Goal 1: Reproduce the part of the post on freethinking that runs from "My Thinking on Freethinking" to "the second half.", keeping every word and mark unchanged.
Goal 2: According to the post on freethinking, what was the writer's original position on the term "Freethinker"?
Goal 3: Condense the paragraph of the post on freethinking that begins "I am not a member" into a shorter version that keeps its main facts.

Given passage:
** BEGIN **

My Thinking on Freethinking

I am not a member of the atheist/agnostic/Freethinking community, so it’s not my place to police how they identify themselves or how they use language. That said, anyone who participates in religious discussions will hear the term ‘Freethinker.’ I have heard this term many times and have a lot of mixed feelings about it. My original position on the term was negative, and I will spend the first half of the post discussing those feelings. My position now is more positive, and I’ll cover that shift in the second half.

I have to confess: My visceral reaction to the term is negative, and part of me wants to cringe. The implication is that all religious or spiritual people, as well as all believers in all things unconventional or unproven (such as the paranormal) are gullible morons. I reject the idea that the forgotten queens of Islam, Catholic scientists, and other ‘believers’ were all dolts that swallowed everything that came down the pipe. Meanwhile, I can think of any number of reasons why some ‘Freethinkers’ aren’t as freethinking as they think they are. If you join the Freethought movement because it is popular in your circle, then are you really thinking freely? If you base your opinions of religions or religious people on stereotypes, myths, or lack of information, are you really thinking freely? If you are a Freethinker when it comes to religion, but a conformist when it comes to science, cultural ideals, or behavior, are you really thinking freely?

** END **

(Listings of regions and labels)
** BEGIN **

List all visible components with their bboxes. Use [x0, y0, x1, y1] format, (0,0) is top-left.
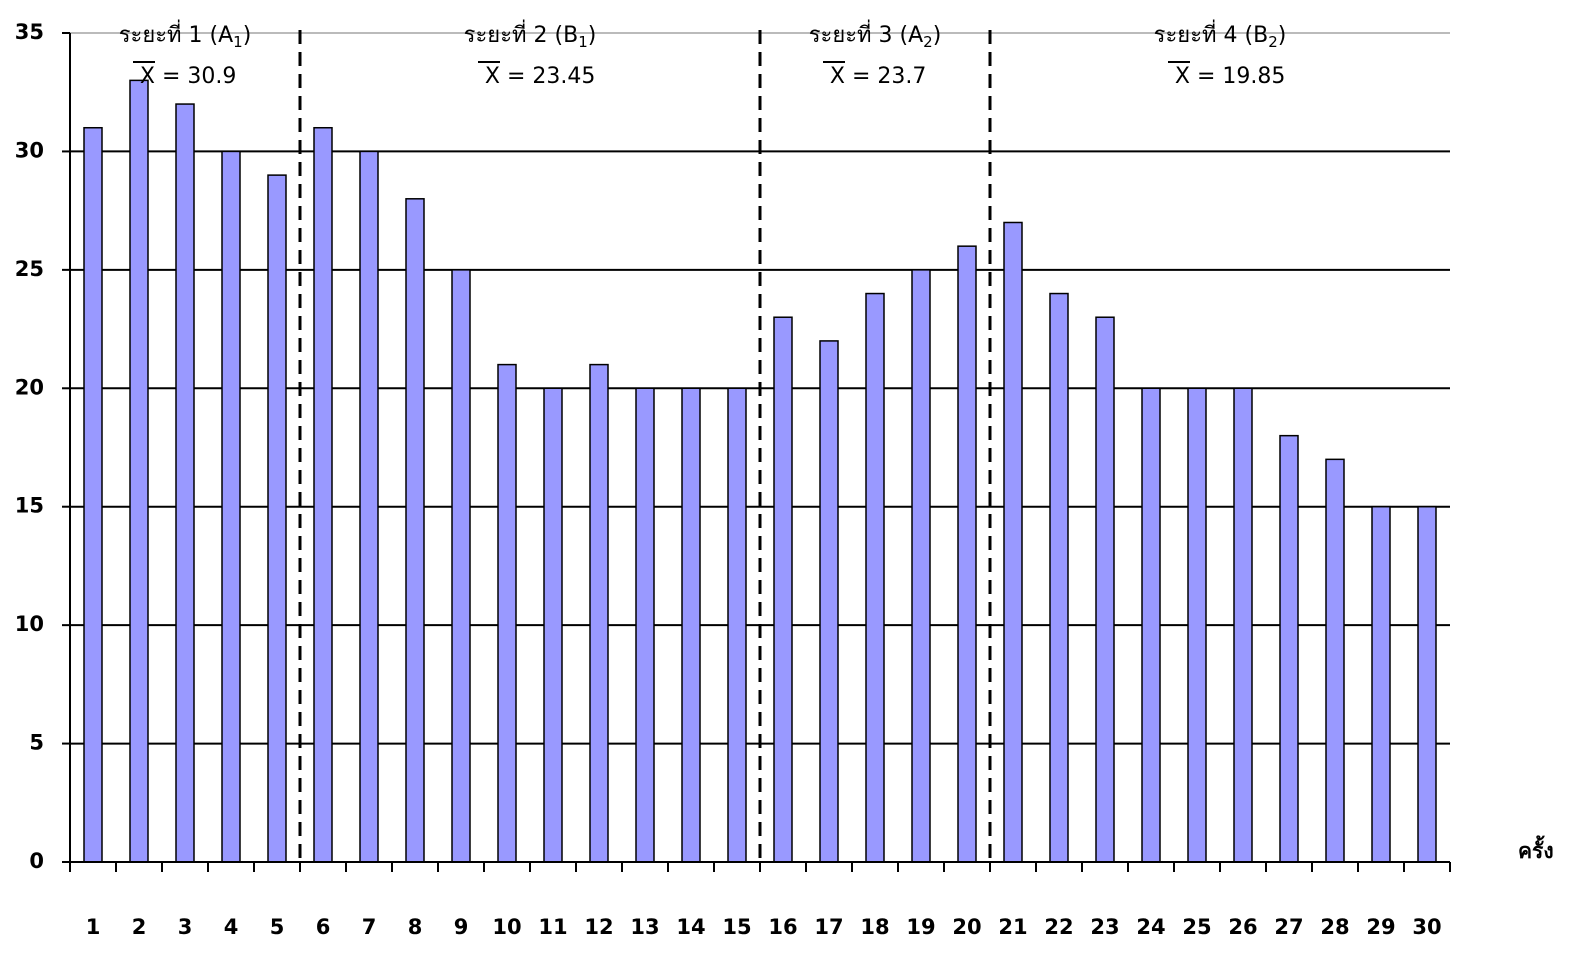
- bar: [773, 316, 793, 863]
- bar: [911, 269, 931, 863]
- bar: [1371, 505, 1391, 863]
- x-tick-label: 30: [1412, 915, 1441, 939]
- bar: [129, 79, 149, 863]
- bar: [543, 387, 563, 863]
- x-tick-label: 21: [998, 915, 1027, 939]
- bar: [221, 150, 241, 863]
- y-tick-label: 20: [15, 375, 44, 399]
- phase-label-part: 2: [923, 33, 933, 51]
- mean-symbol: X: [140, 64, 155, 89]
- x-tick-label: 18: [860, 915, 889, 939]
- bar: [451, 269, 471, 863]
- x-tick-label: 20: [952, 915, 981, 939]
- bar: [1233, 387, 1253, 863]
- y-tick-label: 10: [15, 612, 44, 636]
- bar: [865, 292, 885, 863]
- bar: [83, 126, 103, 863]
- phase-label-part: ระยะที่ 2 (B: [464, 19, 579, 48]
- phase-label-part: ): [588, 23, 597, 48]
- y-tick-label: 35: [15, 20, 44, 44]
- bar: [359, 150, 379, 863]
- y-tick-label: 25: [15, 257, 44, 281]
- phase-label-part: 2: [1268, 33, 1278, 51]
- x-tick-label: 22: [1044, 915, 1073, 939]
- y-tick-label: 5: [29, 731, 44, 755]
- bar: [1417, 505, 1437, 863]
- x-tick-label: 4: [224, 915, 239, 939]
- bar: [1279, 434, 1299, 863]
- bar: [589, 363, 609, 863]
- phase-label-part: 1: [578, 33, 588, 51]
- x-tick-label: 27: [1274, 915, 1303, 939]
- phase-label-part: 1: [233, 33, 243, 51]
- x-tick-label: 15: [722, 915, 751, 939]
- bar: [1187, 387, 1207, 863]
- mean-symbol: X: [1175, 64, 1190, 89]
- x-tick-label: 2: [132, 915, 147, 939]
- y-tick-label: 30: [15, 138, 44, 162]
- x-tick-label: 28: [1320, 915, 1349, 939]
- bar: [681, 387, 701, 863]
- bar: [957, 245, 977, 863]
- x-tick-label: 19: [906, 915, 935, 939]
- bar: [1325, 458, 1345, 863]
- phase-label-part: ระยะที่ 1 (A: [119, 19, 233, 48]
- bar: [1141, 387, 1161, 863]
- x-tick-label: 25: [1182, 915, 1211, 939]
- x-tick-label: 3: [178, 915, 193, 939]
- phase-label: ระยะที่ 1 (A1): [119, 19, 252, 51]
- x-tick-label: 8: [408, 915, 423, 939]
- x-tick-label: 13: [630, 915, 659, 939]
- phase-label-part: ): [933, 23, 942, 48]
- x-tick-label: 24: [1136, 915, 1165, 939]
- phase-label-part: ): [1278, 23, 1287, 48]
- phase-label-part: ): [243, 23, 252, 48]
- y-tick-label: 0: [29, 849, 44, 873]
- x-axis-label: ครั้ง: [1518, 835, 1554, 863]
- x-tick-label: 11: [538, 915, 567, 939]
- bar: [1095, 316, 1115, 863]
- x-tick-label: 7: [362, 915, 377, 939]
- y-tick-label: 15: [15, 494, 44, 518]
- phase-label: ระยะที่ 2 (B1): [464, 19, 597, 51]
- x-tick-label: 29: [1366, 915, 1395, 939]
- bar: [267, 174, 287, 863]
- bar: [497, 363, 517, 863]
- x-tick-label: 14: [676, 915, 705, 939]
- bar: [1049, 292, 1069, 863]
- mean-symbol: X: [485, 64, 500, 89]
- x-tick-label: 17: [814, 915, 843, 939]
- phase-label: ระยะที่ 3 (A2): [809, 19, 942, 51]
- x-tick-label: 9: [454, 915, 469, 939]
- x-tick-label: 26: [1228, 915, 1257, 939]
- x-tick-label: 10: [492, 915, 521, 939]
- bar: [1003, 221, 1023, 863]
- mean-value: = 23.45: [507, 64, 595, 89]
- bar: [727, 387, 747, 863]
- mean-symbol: X: [830, 64, 845, 89]
- x-tick-label: 5: [270, 915, 285, 939]
- phase-label-part: ระยะที่ 3 (A: [809, 19, 923, 48]
- mean-value: = 23.7: [852, 64, 926, 89]
- phase-label-part: ระยะที่ 4 (B: [1154, 19, 1269, 48]
- bar: [405, 198, 425, 863]
- x-tick-label: 23: [1090, 915, 1119, 939]
- bar: [819, 340, 839, 863]
- bar: [175, 103, 195, 863]
- bar: [313, 126, 333, 863]
- phase-label: ระยะที่ 4 (B2): [1154, 19, 1287, 51]
- bar: [635, 387, 655, 863]
- x-tick-label: 16: [768, 915, 797, 939]
- mean-value: = 19.85: [1197, 64, 1285, 89]
- mean-value: = 30.9: [162, 64, 236, 89]
- x-tick-label: 12: [584, 915, 613, 939]
- x-tick-label: 6: [316, 915, 331, 939]
- x-tick-label: 1: [86, 915, 101, 939]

** END **

Right answer 1:
My Thinking on Freethinking

I am not a member of the atheist/agnostic/Freethinking community, so it’s not my place to police how they identify themselves or how they use language. That said, anyone who participates in religious discussions will hear the term ‘Freethinker.’ I have heard this term many times and have a lot of mixed feelings about it. My original position on the term was negative, and I will spend the first half of the post discussing those feelings. My position now is more positive, and I’ll cover that shift in the second half.

Right answer 2: The writer's original position on the term was negative.

Right answer 3: Not being part of the atheist/agnostic/Freethinking community, I have no place policing how its members identify themselves or use language. Still, the term "Freethinker" comes up often in religious discussions, and I have mixed feelings about it. The first half of the post covers my original, negative view. The second half covers my current, more positive one.